What is being asked
Reproduce every line of the material below, but drop the pictures.

Dataset rows
*****
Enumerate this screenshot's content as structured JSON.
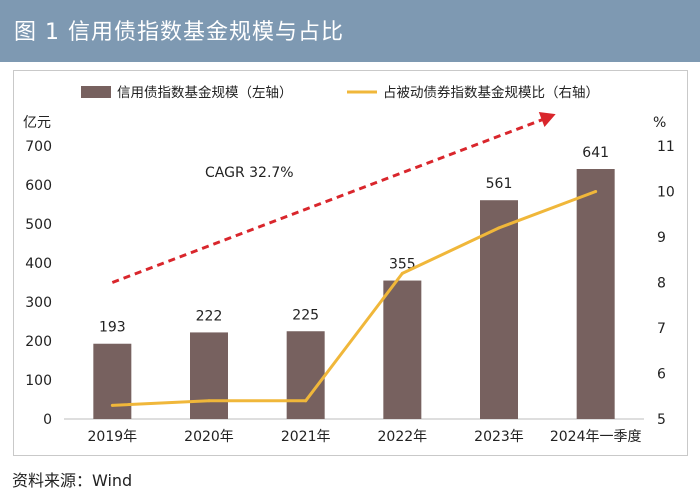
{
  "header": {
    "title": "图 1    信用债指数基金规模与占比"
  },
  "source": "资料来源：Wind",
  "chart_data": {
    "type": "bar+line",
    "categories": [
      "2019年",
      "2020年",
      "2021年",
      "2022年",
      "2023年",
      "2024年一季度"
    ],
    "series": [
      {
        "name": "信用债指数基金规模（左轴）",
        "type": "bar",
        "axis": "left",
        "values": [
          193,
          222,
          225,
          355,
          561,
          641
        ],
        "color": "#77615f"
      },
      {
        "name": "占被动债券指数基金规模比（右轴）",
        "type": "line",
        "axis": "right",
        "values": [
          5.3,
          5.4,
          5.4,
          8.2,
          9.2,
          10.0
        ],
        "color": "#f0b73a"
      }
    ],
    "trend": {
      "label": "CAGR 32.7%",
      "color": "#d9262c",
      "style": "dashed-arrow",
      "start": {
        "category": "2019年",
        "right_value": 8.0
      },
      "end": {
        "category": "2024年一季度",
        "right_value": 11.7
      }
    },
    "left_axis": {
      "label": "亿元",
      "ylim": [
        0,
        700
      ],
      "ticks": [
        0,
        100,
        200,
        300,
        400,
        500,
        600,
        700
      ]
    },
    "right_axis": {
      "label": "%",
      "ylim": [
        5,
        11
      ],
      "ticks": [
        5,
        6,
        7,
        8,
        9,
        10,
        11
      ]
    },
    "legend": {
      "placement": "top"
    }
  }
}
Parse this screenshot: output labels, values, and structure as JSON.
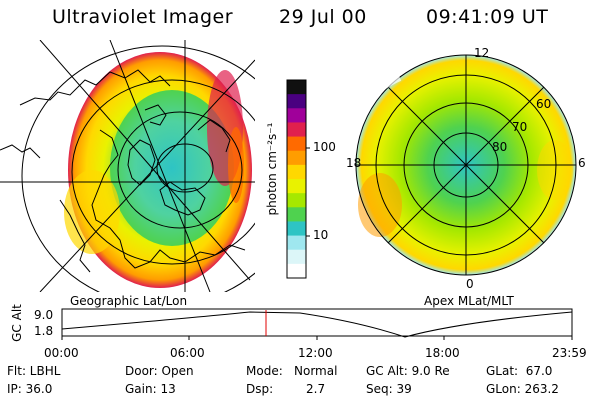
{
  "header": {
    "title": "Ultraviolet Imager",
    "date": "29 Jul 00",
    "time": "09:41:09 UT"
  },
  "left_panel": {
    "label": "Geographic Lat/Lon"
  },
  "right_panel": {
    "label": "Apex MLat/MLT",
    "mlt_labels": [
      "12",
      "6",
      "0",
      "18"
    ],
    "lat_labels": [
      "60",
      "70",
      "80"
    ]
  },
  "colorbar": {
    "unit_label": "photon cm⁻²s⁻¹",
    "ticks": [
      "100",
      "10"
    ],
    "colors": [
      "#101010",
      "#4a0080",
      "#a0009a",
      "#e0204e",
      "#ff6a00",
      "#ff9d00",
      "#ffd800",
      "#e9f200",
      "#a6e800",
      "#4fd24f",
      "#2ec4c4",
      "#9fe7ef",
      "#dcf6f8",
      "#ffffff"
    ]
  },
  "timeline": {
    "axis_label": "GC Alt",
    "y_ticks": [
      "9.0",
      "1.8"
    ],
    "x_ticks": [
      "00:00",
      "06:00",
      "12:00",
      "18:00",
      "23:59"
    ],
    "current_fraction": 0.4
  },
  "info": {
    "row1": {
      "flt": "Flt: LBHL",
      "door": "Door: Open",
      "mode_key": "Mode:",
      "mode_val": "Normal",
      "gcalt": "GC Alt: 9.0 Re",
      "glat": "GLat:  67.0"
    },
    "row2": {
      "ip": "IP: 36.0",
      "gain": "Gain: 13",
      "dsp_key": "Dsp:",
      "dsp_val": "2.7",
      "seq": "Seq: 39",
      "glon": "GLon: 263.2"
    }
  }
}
*****
Exercise output
Enumerate this screenshot's content as structured JSON.
{
  "header": {
    "title": "图 1    信用债指数基金规模与占比"
  },
  "source": "资料来源：Wind",
  "chart_data": {
    "type": "bar+line",
    "categories": [
      "2019年",
      "2020年",
      "2021年",
      "2022年",
      "2023年",
      "2024年一季度"
    ],
    "series": [
      {
        "name": "信用债指数基金规模（左轴）",
        "type": "bar",
        "axis": "left",
        "values": [
          193,
          222,
          225,
          355,
          561,
          641
        ],
        "color": "#77615f"
      },
      {
        "name": "占被动债券指数基金规模比（右轴）",
        "type": "line",
        "axis": "right",
        "values": [
          5.3,
          5.4,
          5.4,
          8.2,
          9.2,
          10.0
        ],
        "color": "#f0b73a"
      }
    ],
    "trend": {
      "label": "CAGR 32.7%",
      "color": "#d9262c",
      "style": "dashed-arrow",
      "start": {
        "category": "2019年",
        "right_value": 8.0
      },
      "end": {
        "category": "2024年一季度",
        "right_value": 11.7
      }
    },
    "left_axis": {
      "label": "亿元",
      "ylim": [
        0,
        700
      ],
      "ticks": [
        0,
        100,
        200,
        300,
        400,
        500,
        600,
        700
      ]
    },
    "right_axis": {
      "label": "%",
      "ylim": [
        5,
        11
      ],
      "ticks": [
        5,
        6,
        7,
        8,
        9,
        10,
        11
      ]
    },
    "legend": {
      "placement": "top"
    }
  }
}
Parse this screenshot: output labels, values, and structure as JSON.
{
  "header": {
    "title": "Ultraviolet Imager",
    "date": "29 Jul 00",
    "time": "09:41:09 UT"
  },
  "left_panel": {
    "label": "Geographic Lat/Lon"
  },
  "right_panel": {
    "label": "Apex MLat/MLT",
    "mlt_labels": [
      "12",
      "6",
      "0",
      "18"
    ],
    "lat_labels": [
      "60",
      "70",
      "80"
    ]
  },
  "colorbar": {
    "unit_label": "photon cm⁻²s⁻¹",
    "ticks": [
      "100",
      "10"
    ],
    "colors": [
      "#101010",
      "#4a0080",
      "#a0009a",
      "#e0204e",
      "#ff6a00",
      "#ff9d00",
      "#ffd800",
      "#e9f200",
      "#a6e800",
      "#4fd24f",
      "#2ec4c4",
      "#9fe7ef",
      "#dcf6f8",
      "#ffffff"
    ]
  },
  "timeline": {
    "axis_label": "GC Alt",
    "y_ticks": [
      "9.0",
      "1.8"
    ],
    "x_ticks": [
      "00:00",
      "06:00",
      "12:00",
      "18:00",
      "23:59"
    ],
    "current_fraction": 0.4
  },
  "info": {
    "row1": {
      "flt": "Flt: LBHL",
      "door": "Door: Open",
      "mode_key": "Mode:",
      "mode_val": "Normal",
      "gcalt": "GC Alt: 9.0 Re",
      "glat": "GLat:  67.0"
    },
    "row2": {
      "ip": "IP: 36.0",
      "gain": "Gain: 13",
      "dsp_key": "Dsp:",
      "dsp_val": "2.7",
      "seq": "Seq: 39",
      "glon": "GLon: 263.2"
    }
  }
}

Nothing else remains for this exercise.